Work required: Gather the lines from the material that contain "Internal".

# # # # # # #

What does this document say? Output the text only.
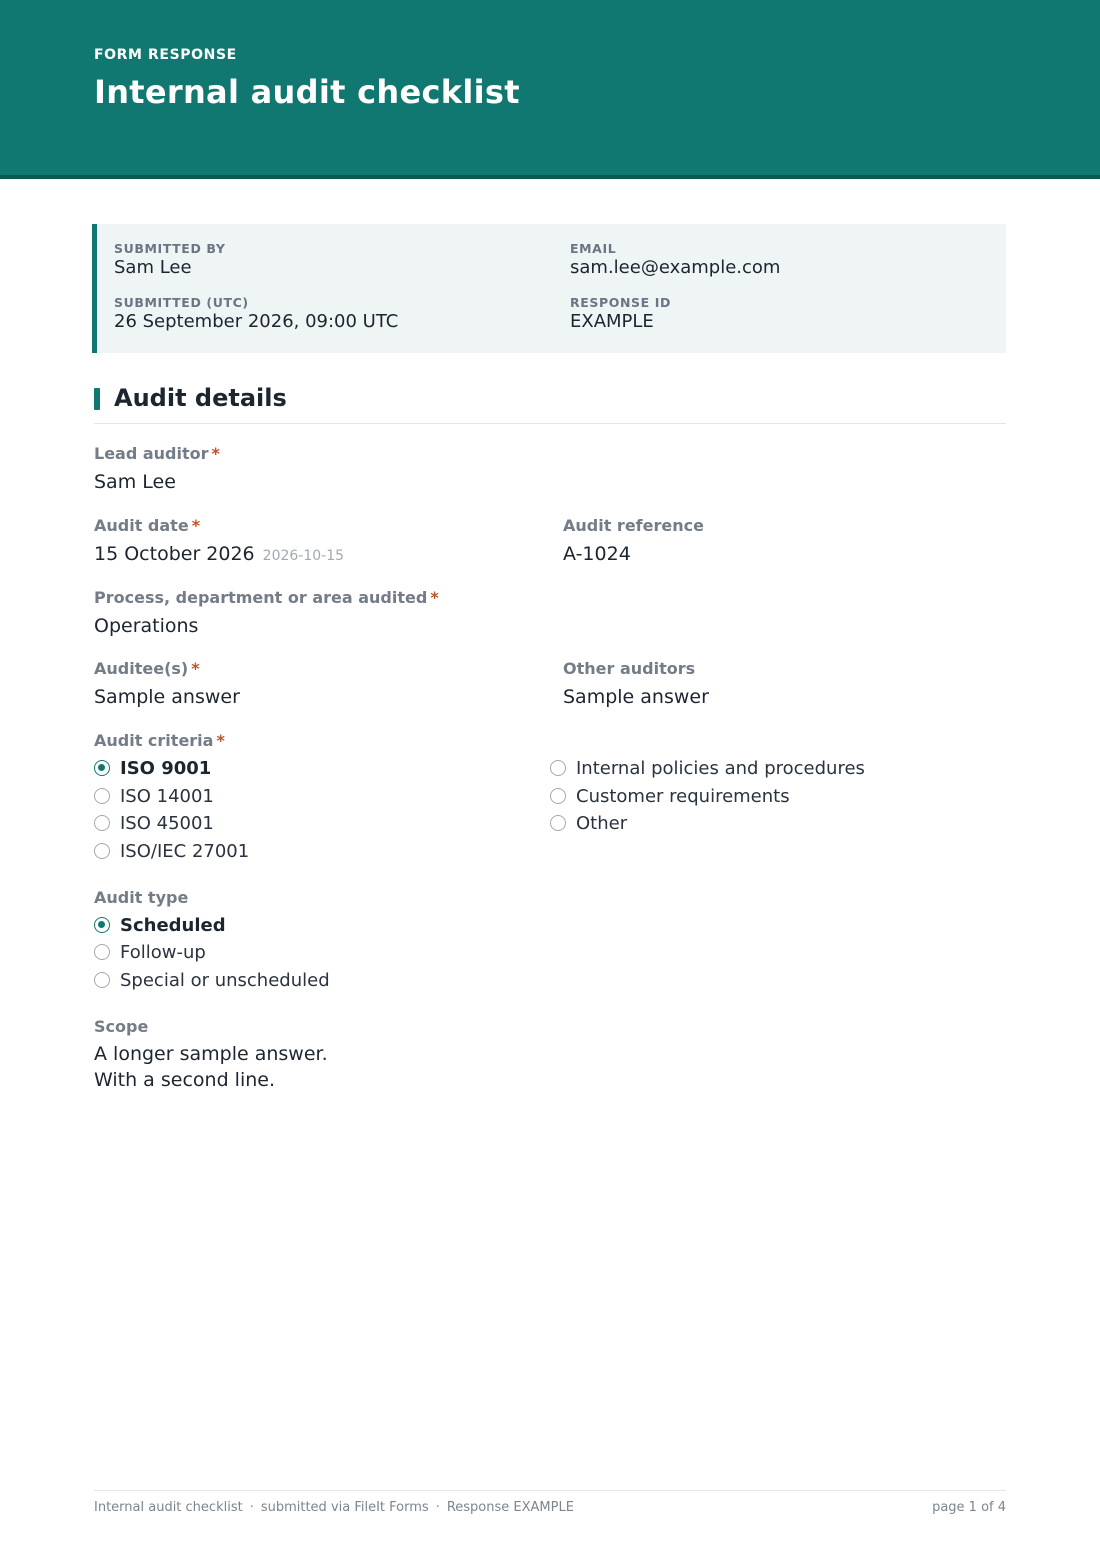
FORM RESPONSE
Internal audit checklist
SUBMITTED BY
Sam Lee
EMAIL
sam.lee@example.com
SUBMITTED (UTC)
26 September 2026, 09:00 UTC
RESPONSE ID
EXAMPLE
Audit details
Lead auditor *
Sam Lee
Audit date *
15 October 2026 2026-10-15
Audit reference
A-1024
Process, department or area audited *
Operations
Auditee(s) *
Sample answer
Other auditors
Sample answer
Audit criteria *
ISO 9001
ISO 14001
ISO 45001
ISO/IEC 27001
Internal policies and procedures
Customer requirements
Other
Audit type
Scheduled
Follow-up
Special or unscheduled
Scope
A longer sample answer.
With a second line.
Internal audit checklist · submitted via FileIt Forms · Response EXAMPLE	page 1 of 4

# # # # # # #

Response below:
Internal audit checklist
Internal policies and procedures
Internal audit checklist · submitted via FileIt Forms · Response EXAMPLE	page 1 of 4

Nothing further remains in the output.